● The problem
Find every line with the word "legend". Copy those lines.

** Start of Supplied entries **

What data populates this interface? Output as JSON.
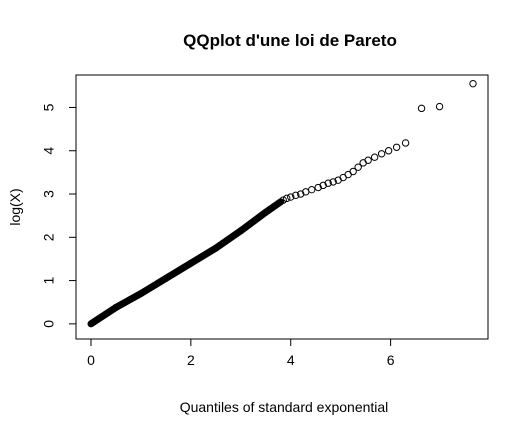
{
  "chart_data": {
    "type": "scatter",
    "title": "QQplot d'une loi de Pareto",
    "xlabel": "Quantiles of standard exponential",
    "ylabel": "log(X)",
    "xlim": [
      -0.3,
      7.95
    ],
    "ylim": [
      -0.35,
      5.75
    ],
    "xticks": [
      0,
      2,
      4,
      6
    ],
    "yticks": [
      0,
      1,
      2,
      3,
      4,
      5
    ],
    "grid": false,
    "legend": "none",
    "point_color": "#000000",
    "segments": [
      {
        "x0": 0.0,
        "y0": 0.0,
        "x1": 0.5,
        "y1": 0.38
      },
      {
        "x0": 0.5,
        "y0": 0.38,
        "x1": 1.0,
        "y1": 0.7
      },
      {
        "x0": 1.0,
        "y0": 0.7,
        "x1": 1.5,
        "y1": 1.05
      },
      {
        "x0": 1.5,
        "y0": 1.05,
        "x1": 2.0,
        "y1": 1.4
      },
      {
        "x0": 2.0,
        "y0": 1.4,
        "x1": 2.5,
        "y1": 1.75
      },
      {
        "x0": 2.5,
        "y0": 1.75,
        "x1": 3.0,
        "y1": 2.15
      },
      {
        "x0": 3.0,
        "y0": 2.15,
        "x1": 3.5,
        "y1": 2.58
      },
      {
        "x0": 3.5,
        "y0": 2.58,
        "x1": 3.8,
        "y1": 2.82
      }
    ],
    "points": [
      [
        3.85,
        2.86
      ],
      [
        3.92,
        2.9
      ],
      [
        4.0,
        2.93
      ],
      [
        4.1,
        2.97
      ],
      [
        4.2,
        3.0
      ],
      [
        4.3,
        3.05
      ],
      [
        4.42,
        3.1
      ],
      [
        4.55,
        3.15
      ],
      [
        4.65,
        3.2
      ],
      [
        4.75,
        3.25
      ],
      [
        4.85,
        3.28
      ],
      [
        4.95,
        3.32
      ],
      [
        5.05,
        3.38
      ],
      [
        5.15,
        3.45
      ],
      [
        5.25,
        3.52
      ],
      [
        5.35,
        3.62
      ],
      [
        5.45,
        3.72
      ],
      [
        5.55,
        3.78
      ],
      [
        5.68,
        3.85
      ],
      [
        5.82,
        3.93
      ],
      [
        5.96,
        4.0
      ],
      [
        6.12,
        4.08
      ],
      [
        6.3,
        4.18
      ],
      [
        6.62,
        4.98
      ],
      [
        6.98,
        5.02
      ],
      [
        7.65,
        5.55
      ]
    ]
  }
}
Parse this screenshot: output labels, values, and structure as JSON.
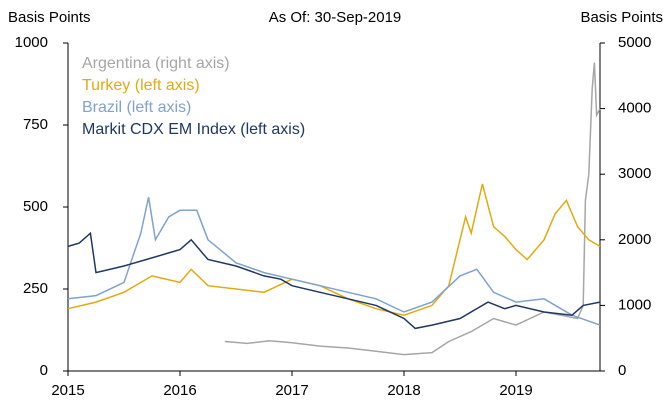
{
  "chart_data": {
    "type": "line",
    "title": "As Of: 30-Sep-2019",
    "ylabel": "Basis Points",
    "y2label": "Basis Points",
    "xlim": [
      2015,
      2019.75
    ],
    "xticks": [
      2015,
      2016,
      2017,
      2018,
      2019
    ],
    "ylim": [
      0,
      1000
    ],
    "yticks": [
      0,
      250,
      500,
      750,
      1000
    ],
    "y2lim": [
      0,
      5000
    ],
    "y2ticks": [
      0,
      1000,
      2000,
      3000,
      4000,
      5000
    ],
    "legend": "upper left",
    "series": [
      {
        "name": "Argentina (right axis)",
        "color": "#a6a6a6",
        "axis": "y2",
        "x": [
          2016.4,
          2016.6,
          2016.8,
          2017.0,
          2017.25,
          2017.5,
          2017.75,
          2018.0,
          2018.25,
          2018.4,
          2018.6,
          2018.8,
          2019.0,
          2019.25,
          2019.4,
          2019.55,
          2019.6,
          2019.62,
          2019.65,
          2019.68,
          2019.7,
          2019.72,
          2019.75
        ],
        "values": [
          450,
          420,
          460,
          430,
          380,
          350,
          300,
          250,
          280,
          450,
          600,
          800,
          700,
          900,
          850,
          800,
          1000,
          2600,
          3000,
          4300,
          4700,
          3900,
          4000
        ]
      },
      {
        "name": "Turkey (left axis)",
        "color": "#e3aa0f",
        "x": [
          2015.0,
          2015.25,
          2015.5,
          2015.75,
          2016.0,
          2016.1,
          2016.25,
          2016.5,
          2016.75,
          2017.0,
          2017.25,
          2017.5,
          2017.75,
          2018.0,
          2018.25,
          2018.4,
          2018.55,
          2018.6,
          2018.7,
          2018.8,
          2018.9,
          2019.0,
          2019.1,
          2019.25,
          2019.35,
          2019.45,
          2019.55,
          2019.65,
          2019.75
        ],
        "values": [
          190,
          210,
          240,
          290,
          270,
          310,
          260,
          250,
          240,
          280,
          260,
          220,
          190,
          170,
          200,
          260,
          470,
          420,
          570,
          440,
          410,
          370,
          340,
          400,
          480,
          520,
          440,
          400,
          380
        ]
      },
      {
        "name": "Brazil (left axis)",
        "color": "#7fa3d0",
        "x": [
          2015.0,
          2015.25,
          2015.5,
          2015.65,
          2015.72,
          2015.78,
          2015.9,
          2016.0,
          2016.15,
          2016.25,
          2016.5,
          2016.75,
          2017.0,
          2017.25,
          2017.5,
          2017.75,
          2018.0,
          2018.25,
          2018.5,
          2018.65,
          2018.8,
          2019.0,
          2019.25,
          2019.5,
          2019.75
        ],
        "values": [
          220,
          230,
          270,
          420,
          530,
          400,
          470,
          490,
          490,
          400,
          330,
          300,
          280,
          260,
          240,
          220,
          180,
          210,
          290,
          310,
          240,
          210,
          220,
          170,
          140
        ]
      },
      {
        "name": "Markit CDX EM Index (left axis)",
        "color": "#1f3864",
        "x": [
          2015.0,
          2015.1,
          2015.2,
          2015.25,
          2015.5,
          2015.7,
          2015.9,
          2016.0,
          2016.1,
          2016.25,
          2016.5,
          2016.75,
          2016.9,
          2017.0,
          2017.25,
          2017.5,
          2017.75,
          2018.0,
          2018.1,
          2018.25,
          2018.5,
          2018.75,
          2018.9,
          2019.0,
          2019.25,
          2019.5,
          2019.6,
          2019.75
        ],
        "values": [
          380,
          390,
          420,
          300,
          320,
          340,
          360,
          370,
          400,
          340,
          320,
          290,
          280,
          260,
          240,
          220,
          200,
          160,
          130,
          140,
          160,
          210,
          190,
          200,
          180,
          170,
          200,
          210
        ]
      }
    ]
  }
}
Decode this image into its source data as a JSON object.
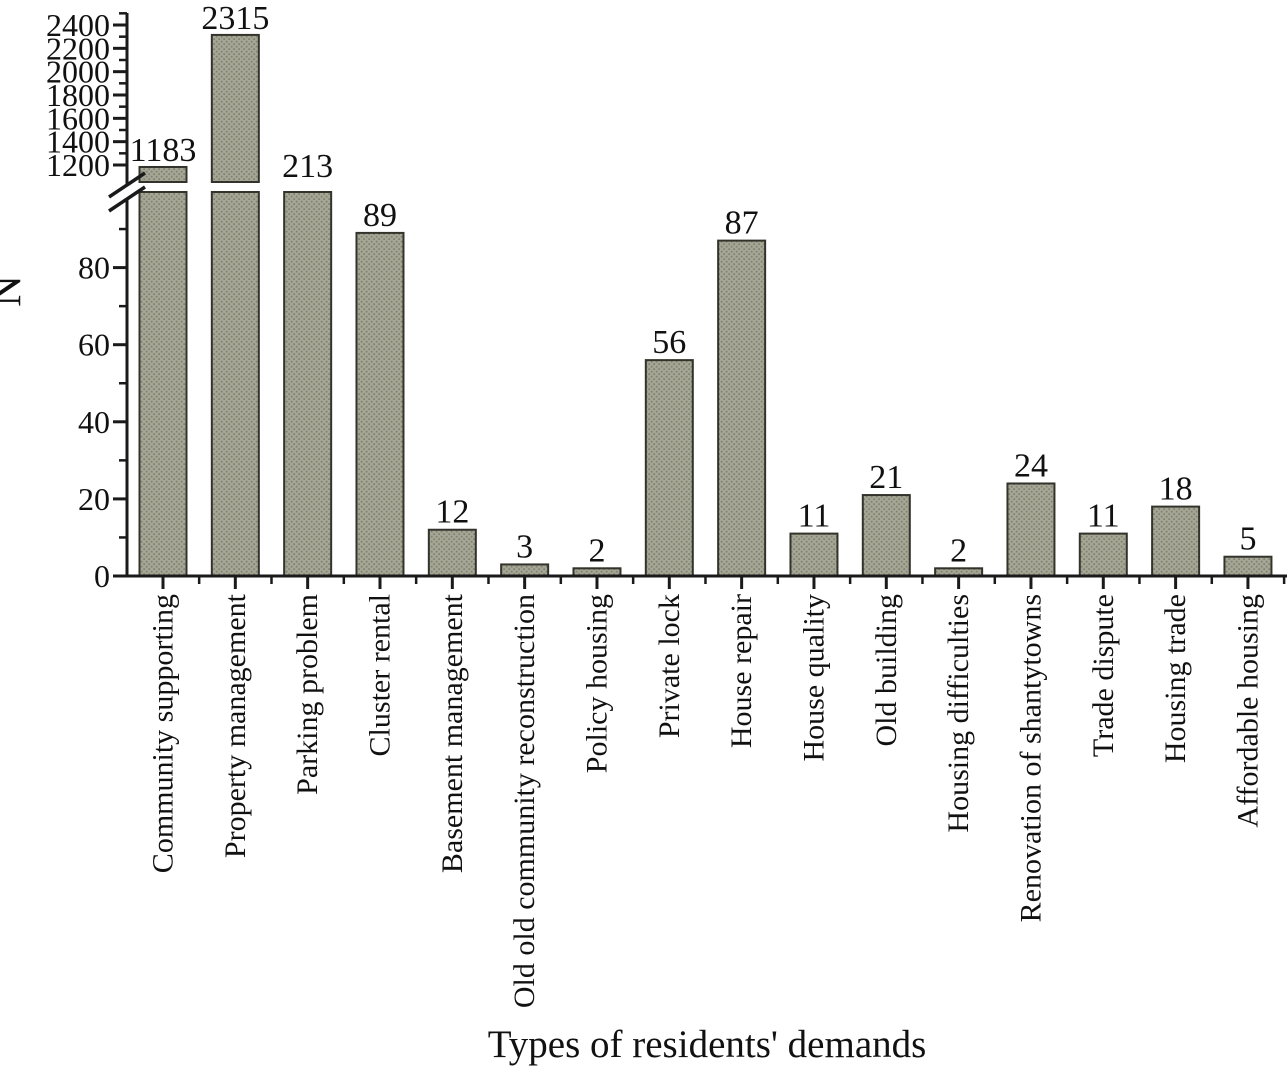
{
  "chart_data": {
    "type": "bar",
    "title": "",
    "xlabel": "Types of residents' demands",
    "ylabel": "N",
    "categories": [
      "Community supporting",
      "Property management",
      "Parking problem",
      "Cluster rental",
      "Basement management",
      "Old old community reconstruction",
      "Policy housing",
      "Private lock",
      "House repair",
      "House quality",
      "Old building",
      "Housing difficulties",
      "Renovation of shantytowns",
      "Trade dispute",
      "Housing trade",
      "Affordable housing"
    ],
    "values": [
      1183,
      2315,
      213,
      89,
      12,
      3,
      2,
      56,
      87,
      11,
      21,
      2,
      24,
      11,
      18,
      5
    ],
    "bar_value_labels": [
      "1183",
      "2315",
      "213",
      "89",
      "12",
      "3",
      "2",
      "56",
      "87",
      "11",
      "21",
      "2",
      "24",
      "11",
      "18",
      "5"
    ],
    "axis_break": true,
    "lower_axis": {
      "range": [
        0,
        100
      ],
      "major_ticks": [
        0,
        20,
        40,
        60,
        80
      ],
      "minor_ticks": [
        10,
        30,
        50,
        70,
        90
      ]
    },
    "upper_axis": {
      "range": [
        1200,
        2400
      ],
      "major_ticks": [
        1200,
        1400,
        1600,
        1800,
        2000,
        2200,
        2400
      ],
      "minor_ticks": [
        1300,
        1500,
        1700,
        1900,
        2100,
        2300,
        2500
      ]
    },
    "grid": false,
    "legend": null,
    "colors": {
      "bar_fill_base": "#a5a695",
      "bar_fill_dot": "#7f806d",
      "bar_border": "#33332c",
      "axis": "#1a1a1a",
      "text": "#111111",
      "background": "#ffffff"
    }
  }
}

** End of Supplied entries **

● Solution to the exercise
    "legend": "none",
    "legend": "upper left",
    "legend": null,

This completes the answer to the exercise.